Could you copy every line from the material below in which "Wirtschaftspolitik" appears?

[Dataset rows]
+++

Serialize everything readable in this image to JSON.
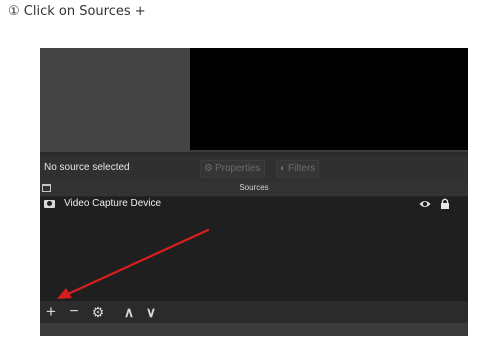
{
  "caption": "① Click on Sources +",
  "obs": {
    "no_source_text": "No source selected",
    "properties_label": "Properties",
    "filters_label": "Filters",
    "sources_title": "Sources",
    "sources": [
      {
        "name": "Video Capture Device",
        "icon": "camera-icon",
        "visible": true,
        "locked": true
      }
    ],
    "toolbar": {
      "add": "+",
      "remove": "−",
      "settings": "⚙",
      "up": "∧",
      "down": "∨"
    },
    "colors": {
      "window_bg": "#2b2b2b",
      "list_bg": "#1f1f1f",
      "canvas": "#000000",
      "annotation_arrow": "#d81e1e"
    }
  }
}
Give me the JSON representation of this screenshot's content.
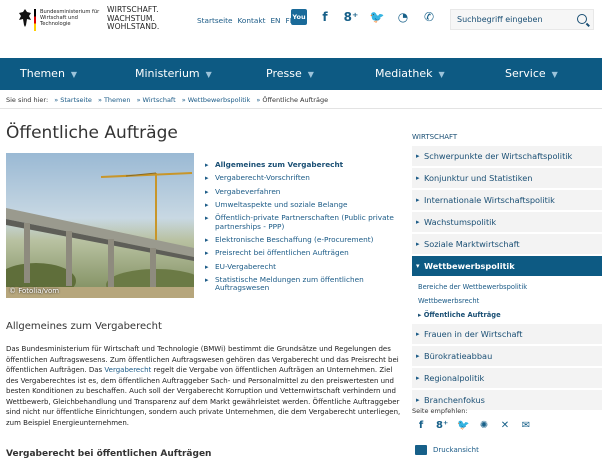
{
  "header": {
    "ministry_name": "Bundesministerium für Wirtschaft und Technologie",
    "slogan_lines": [
      "WIRTSCHAFT.",
      "WACHSTUM.",
      "WOHLSTAND."
    ],
    "top_links": [
      "Startseite",
      "Kontakt",
      "EN",
      "FR"
    ],
    "social_icons": [
      "youtube-icon",
      "facebook-icon",
      "googleplus-icon",
      "twitter-icon",
      "rss-icon",
      "mobile-icon",
      "app-icon"
    ],
    "search_placeholder": "Suchbegriff eingeben"
  },
  "nav": {
    "items": [
      "Themen",
      "Ministerium",
      "Presse",
      "Mediathek",
      "Service"
    ]
  },
  "breadcrumb": {
    "prefix": "Sie sind hier:",
    "items": [
      "Startseite",
      "Themen",
      "Wirtschaft",
      "Wettbewerbspolitik",
      "Öffentliche Aufträge"
    ]
  },
  "main": {
    "title": "Öffentliche Aufträge",
    "photo_caption": "© Fotolia/vom",
    "topics": [
      "Allgemeines zum Vergaberecht",
      "Vergaberecht-Vorschriften",
      "Vergabeverfahren",
      "Umweltaspekte und soziale Belange",
      "Öffentlich-private Partnerschaften (Public private partnerships - PPP)",
      "Elektronische Beschaffung (e-Procurement)",
      "Preisrecht bei öffentlichen Aufträgen",
      "EU-Vergaberecht",
      "Statistische Meldungen zum öffentlichen Auftragswesen"
    ],
    "section_title": "Allgemeines zum Vergaberecht",
    "paragraph_before_link": "Das Bundesministerium für Wirtschaft und Technologie (BMWi) bestimmt die Grundsätze und Regelungen des öffentlichen Auftragswesens. Zum öffentlichen Auftragswesen gehören das Vergaberecht und das Preisrecht bei öffentlichen Aufträgen. Das ",
    "paragraph_link": "Vergaberecht",
    "paragraph_after_link": " regelt die Vergabe von öffentlichen Aufträgen an Unternehmen.  Ziel des Vergaberechtes ist es, dem öffentlichen Auftraggeber Sach- und Personalmittel zu den preiswertesten und besten Konditionen zu beschaffen. Auch soll der Vergaberecht Korruption und Vetternwirtschaft verhindern und Wettbewerb, Gleichbehandlung und Transparenz auf dem Markt gewährleistet werden.  Öffentliche Auftraggeber sind nicht nur öffentliche Einrichtungen, sondern auch private Unternehmen, die dem Vergaberecht unterliegen, zum Beispiel Energieunternehmen.",
    "subsection_title": "Vergaberecht bei öffentlichen Aufträgen"
  },
  "sidebar": {
    "heading": "WIRTSCHAFT",
    "items_before": [
      "Schwerpunkte der Wirtschaftspolitik",
      "Konjunktur und Statistiken",
      "Internationale Wirtschaftspolitik",
      "Wachstumspolitik",
      "Soziale Marktwirtschaft"
    ],
    "active_item": "Wettbewerbspolitik",
    "sub_items": [
      "Bereiche der Wettbewerbspolitik",
      "Wettbewerbsrecht",
      "Öffentliche Aufträge"
    ],
    "items_after": [
      "Frauen in der Wirtschaft",
      "Bürokratieabbau",
      "Regionalpolitik",
      "Branchenfokus"
    ],
    "recommend_label": "Seite empfehlen:",
    "share_icons": [
      "facebook-icon",
      "googleplus-icon",
      "twitter-icon",
      "delicious-icon",
      "xing-icon",
      "email-icon"
    ],
    "print_label": "Druckansicht"
  }
}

+++

> WORKED SOLUTION:
      "Schwerpunkte der Wirtschaftspolitik",
      "Internationale Wirtschaftspolitik",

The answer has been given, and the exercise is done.